(Layout records)
▼▼▼
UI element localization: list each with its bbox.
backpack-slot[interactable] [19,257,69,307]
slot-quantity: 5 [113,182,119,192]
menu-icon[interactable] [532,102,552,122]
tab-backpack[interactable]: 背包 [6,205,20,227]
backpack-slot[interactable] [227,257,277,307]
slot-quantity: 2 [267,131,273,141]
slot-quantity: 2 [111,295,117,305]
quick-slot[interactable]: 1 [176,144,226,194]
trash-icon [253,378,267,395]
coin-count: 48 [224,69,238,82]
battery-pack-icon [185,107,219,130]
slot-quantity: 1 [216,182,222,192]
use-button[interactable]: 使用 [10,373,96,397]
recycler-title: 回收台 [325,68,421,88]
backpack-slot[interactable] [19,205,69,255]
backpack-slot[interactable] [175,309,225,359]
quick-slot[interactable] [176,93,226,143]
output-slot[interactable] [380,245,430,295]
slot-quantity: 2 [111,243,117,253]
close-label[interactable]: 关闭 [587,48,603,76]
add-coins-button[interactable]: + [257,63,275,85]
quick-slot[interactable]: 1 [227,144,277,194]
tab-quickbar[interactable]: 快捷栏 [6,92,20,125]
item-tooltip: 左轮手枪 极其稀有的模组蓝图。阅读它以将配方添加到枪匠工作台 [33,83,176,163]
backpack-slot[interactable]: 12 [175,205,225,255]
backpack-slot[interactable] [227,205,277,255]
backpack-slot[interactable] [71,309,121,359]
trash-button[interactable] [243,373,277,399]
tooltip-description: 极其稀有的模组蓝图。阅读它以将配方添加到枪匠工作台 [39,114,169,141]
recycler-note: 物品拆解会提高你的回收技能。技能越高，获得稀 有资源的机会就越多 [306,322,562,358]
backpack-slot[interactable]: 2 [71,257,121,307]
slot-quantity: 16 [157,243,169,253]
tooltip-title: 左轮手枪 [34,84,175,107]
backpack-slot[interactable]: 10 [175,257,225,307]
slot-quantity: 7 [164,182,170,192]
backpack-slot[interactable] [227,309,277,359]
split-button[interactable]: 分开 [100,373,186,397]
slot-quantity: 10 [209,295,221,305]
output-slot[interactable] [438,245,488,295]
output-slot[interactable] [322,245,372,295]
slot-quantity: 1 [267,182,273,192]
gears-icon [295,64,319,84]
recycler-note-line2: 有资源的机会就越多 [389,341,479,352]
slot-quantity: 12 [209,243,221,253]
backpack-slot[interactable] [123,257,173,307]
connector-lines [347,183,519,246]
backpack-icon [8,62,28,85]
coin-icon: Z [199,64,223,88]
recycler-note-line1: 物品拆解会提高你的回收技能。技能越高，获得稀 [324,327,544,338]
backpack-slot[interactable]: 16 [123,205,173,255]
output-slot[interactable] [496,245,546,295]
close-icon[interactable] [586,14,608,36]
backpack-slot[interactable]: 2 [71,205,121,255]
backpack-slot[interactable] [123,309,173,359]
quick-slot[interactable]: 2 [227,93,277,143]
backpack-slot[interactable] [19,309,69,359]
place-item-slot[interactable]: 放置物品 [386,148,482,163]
▲▲▲
[Task objective]
Can you return every line of the layout records above, copied word for word with nothing changed or left out?

[Final answer]
UI element localization: list each with its bbox.
backpack-slot[interactable] [19,257,69,307]
slot-quantity: 5 [113,182,119,192]
menu-icon[interactable] [532,102,552,122]
tab-backpack[interactable]: 背包 [6,205,20,227]
backpack-slot[interactable] [227,257,277,307]
slot-quantity: 2 [267,131,273,141]
slot-quantity: 2 [111,295,117,305]
quick-slot[interactable]: 1 [176,144,226,194]
trash-icon [253,378,267,395]
coin-count: 48 [224,69,238,82]
battery-pack-icon [185,107,219,130]
slot-quantity: 1 [216,182,222,192]
use-button[interactable]: 使用 [10,373,96,397]
recycler-title: 回收台 [325,68,421,88]
backpack-slot[interactable] [19,205,69,255]
backpack-slot[interactable] [175,309,225,359]
quick-slot[interactable] [176,93,226,143]
output-slot[interactable] [380,245,430,295]
slot-quantity: 2 [111,243,117,253]
close-label[interactable]: 关闭 [587,48,603,76]
add-coins-button[interactable]: + [257,63,275,85]
quick-slot[interactable]: 1 [227,144,277,194]
tab-quickbar[interactable]: 快捷栏 [6,92,20,125]
item-tooltip: 左轮手枪 极其稀有的模组蓝图。阅读它以将配方添加到枪匠工作台 [33,83,176,163]
backpack-slot[interactable]: 12 [175,205,225,255]
backpack-slot[interactable] [227,205,277,255]
backpack-slot[interactable] [71,309,121,359]
trash-button[interactable] [243,373,277,399]
tooltip-description: 极其稀有的模组蓝图。阅读它以将配方添加到枪匠工作台 [39,114,169,141]
recycler-note: 物品拆解会提高你的回收技能。技能越高，获得稀 有资源的机会就越多 [306,322,562,358]
backpack-slot[interactable]: 2 [71,257,121,307]
slot-quantity: 16 [157,243,169,253]
tooltip-title: 左轮手枪 [34,84,175,107]
backpack-slot[interactable]: 10 [175,257,225,307]
slot-quantity: 7 [164,182,170,192]
backpack-slot[interactable] [227,309,277,359]
split-button[interactable]: 分开 [100,373,186,397]
slot-quantity: 10 [209,295,221,305]
output-slot[interactable] [438,245,488,295]
output-slot[interactable] [322,245,372,295]
slot-quantity: 1 [267,182,273,192]
gears-icon [295,64,319,84]
recycler-note-line2: 有资源的机会就越多 [389,341,479,352]
slot-quantity: 12 [209,243,221,253]
backpack-slot[interactable] [123,257,173,307]
connector-lines [347,183,519,246]
backpack-icon [8,62,28,85]
coin-icon: Z [199,64,223,88]
recycler-note-line1: 物品拆解会提高你的回收技能。技能越高，获得稀 [324,327,544,338]
backpack-slot[interactable]: 16 [123,205,173,255]
output-slot[interactable] [496,245,546,295]
close-icon[interactable] [586,14,608,36]
backpack-slot[interactable]: 2 [71,205,121,255]
backpack-slot[interactable] [123,309,173,359]
quick-slot[interactable]: 2 [227,93,277,143]
backpack-slot[interactable] [19,309,69,359]
place-item-slot[interactable]: 放置物品 [386,148,482,163]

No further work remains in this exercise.